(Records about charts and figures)
____
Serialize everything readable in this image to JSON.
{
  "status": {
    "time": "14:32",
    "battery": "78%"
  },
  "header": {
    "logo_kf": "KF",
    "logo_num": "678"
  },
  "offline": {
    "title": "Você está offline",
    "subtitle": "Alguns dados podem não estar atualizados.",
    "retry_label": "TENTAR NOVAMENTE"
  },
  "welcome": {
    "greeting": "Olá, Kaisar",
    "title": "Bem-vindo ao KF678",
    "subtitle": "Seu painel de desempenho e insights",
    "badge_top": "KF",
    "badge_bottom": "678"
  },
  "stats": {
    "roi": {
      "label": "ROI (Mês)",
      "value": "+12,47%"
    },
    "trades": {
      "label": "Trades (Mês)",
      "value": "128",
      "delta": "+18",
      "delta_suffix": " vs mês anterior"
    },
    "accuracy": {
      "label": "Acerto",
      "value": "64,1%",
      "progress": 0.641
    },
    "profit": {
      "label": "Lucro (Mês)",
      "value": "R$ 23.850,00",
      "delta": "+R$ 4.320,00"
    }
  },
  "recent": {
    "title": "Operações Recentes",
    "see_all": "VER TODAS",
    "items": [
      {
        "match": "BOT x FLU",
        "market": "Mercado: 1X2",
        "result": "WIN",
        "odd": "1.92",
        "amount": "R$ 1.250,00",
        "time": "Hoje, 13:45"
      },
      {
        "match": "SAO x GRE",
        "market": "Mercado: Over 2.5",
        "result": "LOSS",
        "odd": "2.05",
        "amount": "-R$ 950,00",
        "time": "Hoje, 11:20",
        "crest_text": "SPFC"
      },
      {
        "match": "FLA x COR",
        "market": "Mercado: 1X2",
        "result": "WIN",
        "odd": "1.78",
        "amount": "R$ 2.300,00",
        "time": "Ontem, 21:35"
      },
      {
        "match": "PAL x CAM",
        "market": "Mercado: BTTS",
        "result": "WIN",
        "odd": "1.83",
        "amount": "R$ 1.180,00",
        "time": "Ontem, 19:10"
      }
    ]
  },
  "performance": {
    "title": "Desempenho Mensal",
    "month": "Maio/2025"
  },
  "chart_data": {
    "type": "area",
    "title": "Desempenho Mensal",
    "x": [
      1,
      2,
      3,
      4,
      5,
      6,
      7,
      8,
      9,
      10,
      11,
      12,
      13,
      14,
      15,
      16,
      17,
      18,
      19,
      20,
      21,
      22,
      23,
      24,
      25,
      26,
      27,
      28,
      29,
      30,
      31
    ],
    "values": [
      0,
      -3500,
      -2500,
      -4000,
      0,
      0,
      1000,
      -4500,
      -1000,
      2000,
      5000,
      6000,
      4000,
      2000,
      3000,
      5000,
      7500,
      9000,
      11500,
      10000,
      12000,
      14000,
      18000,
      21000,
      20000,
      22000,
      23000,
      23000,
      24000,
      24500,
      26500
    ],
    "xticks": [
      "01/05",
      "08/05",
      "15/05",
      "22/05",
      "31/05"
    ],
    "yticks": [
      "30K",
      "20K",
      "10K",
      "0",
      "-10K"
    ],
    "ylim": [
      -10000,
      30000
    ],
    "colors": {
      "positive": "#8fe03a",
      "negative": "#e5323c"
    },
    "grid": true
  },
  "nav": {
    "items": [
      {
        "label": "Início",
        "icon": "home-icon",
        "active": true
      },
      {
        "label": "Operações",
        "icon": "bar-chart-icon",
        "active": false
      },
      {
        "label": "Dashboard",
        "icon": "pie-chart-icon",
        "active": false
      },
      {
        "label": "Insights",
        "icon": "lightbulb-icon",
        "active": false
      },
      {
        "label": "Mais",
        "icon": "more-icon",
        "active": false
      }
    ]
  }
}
____
▸ **Request**: Write out the whole listing exactly.

▸ **Answer to this exercise**:
Serialize everything readable in this image to JSON.
{
  "status": {
    "time": "14:32",
    "battery": "78%"
  },
  "header": {
    "logo_kf": "KF",
    "logo_num": "678"
  },
  "offline": {
    "title": "Você está offline",
    "subtitle": "Alguns dados podem não estar atualizados.",
    "retry_label": "TENTAR NOVAMENTE"
  },
  "welcome": {
    "greeting": "Olá, Kaisar",
    "title": "Bem-vindo ao KF678",
    "subtitle": "Seu painel de desempenho e insights",
    "badge_top": "KF",
    "badge_bottom": "678"
  },
  "stats": {
    "roi": {
      "label": "ROI (Mês)",
      "value": "+12,47%"
    },
    "trades": {
      "label": "Trades (Mês)",
      "value": "128",
      "delta": "+18",
      "delta_suffix": " vs mês anterior"
    },
    "accuracy": {
      "label": "Acerto",
      "value": "64,1%",
      "progress": 0.641
    },
    "profit": {
      "label": "Lucro (Mês)",
      "value": "R$ 23.850,00",
      "delta": "+R$ 4.320,00"
    }
  },
  "recent": {
    "title": "Operações Recentes",
    "see_all": "VER TODAS",
    "items": [
      {
        "match": "BOT x FLU",
        "market": "Mercado: 1X2",
        "result": "WIN",
        "odd": "1.92",
        "amount": "R$ 1.250,00",
        "time": "Hoje, 13:45"
      },
      {
        "match": "SAO x GRE",
        "market": "Mercado: Over 2.5",
        "result": "LOSS",
        "odd": "2.05",
        "amount": "-R$ 950,00",
        "time": "Hoje, 11:20",
        "crest_text": "SPFC"
      },
      {
        "match": "FLA x COR",
        "market": "Mercado: 1X2",
        "result": "WIN",
        "odd": "1.78",
        "amount": "R$ 2.300,00",
        "time": "Ontem, 21:35"
      },
      {
        "match": "PAL x CAM",
        "market": "Mercado: BTTS",
        "result": "WIN",
        "odd": "1.83",
        "amount": "R$ 1.180,00",
        "time": "Ontem, 19:10"
      }
    ]
  },
  "performance": {
    "title": "Desempenho Mensal",
    "month": "Maio/2025"
  },
  "chart_data": {
    "type": "area",
    "title": "Desempenho Mensal",
    "x": [
      1,
      2,
      3,
      4,
      5,
      6,
      7,
      8,
      9,
      10,
      11,
      12,
      13,
      14,
      15,
      16,
      17,
      18,
      19,
      20,
      21,
      22,
      23,
      24,
      25,
      26,
      27,
      28,
      29,
      30,
      31
    ],
    "values": [
      0,
      -3500,
      -2500,
      -4000,
      0,
      0,
      1000,
      -4500,
      -1000,
      2000,
      5000,
      6000,
      4000,
      2000,
      3000,
      5000,
      7500,
      9000,
      11500,
      10000,
      12000,
      14000,
      18000,
      21000,
      20000,
      22000,
      23000,
      23000,
      24000,
      24500,
      26500
    ],
    "xticks": [
      "01/05",
      "08/05",
      "15/05",
      "22/05",
      "31/05"
    ],
    "yticks": [
      "30K",
      "20K",
      "10K",
      "0",
      "-10K"
    ],
    "ylim": [
      -10000,
      30000
    ],
    "colors": {
      "positive": "#8fe03a",
      "negative": "#e5323c"
    },
    "grid": true
  },
  "nav": {
    "items": [
      {
        "label": "Início",
        "icon": "home-icon",
        "active": true
      },
      {
        "label": "Operações",
        "icon": "bar-chart-icon",
        "active": false
      },
      {
        "label": "Dashboard",
        "icon": "pie-chart-icon",
        "active": false
      },
      {
        "label": "Insights",
        "icon": "lightbulb-icon",
        "active": false
      },
      {
        "label": "Mais",
        "icon": "more-icon",
        "active": false
      }
    ]
  }
}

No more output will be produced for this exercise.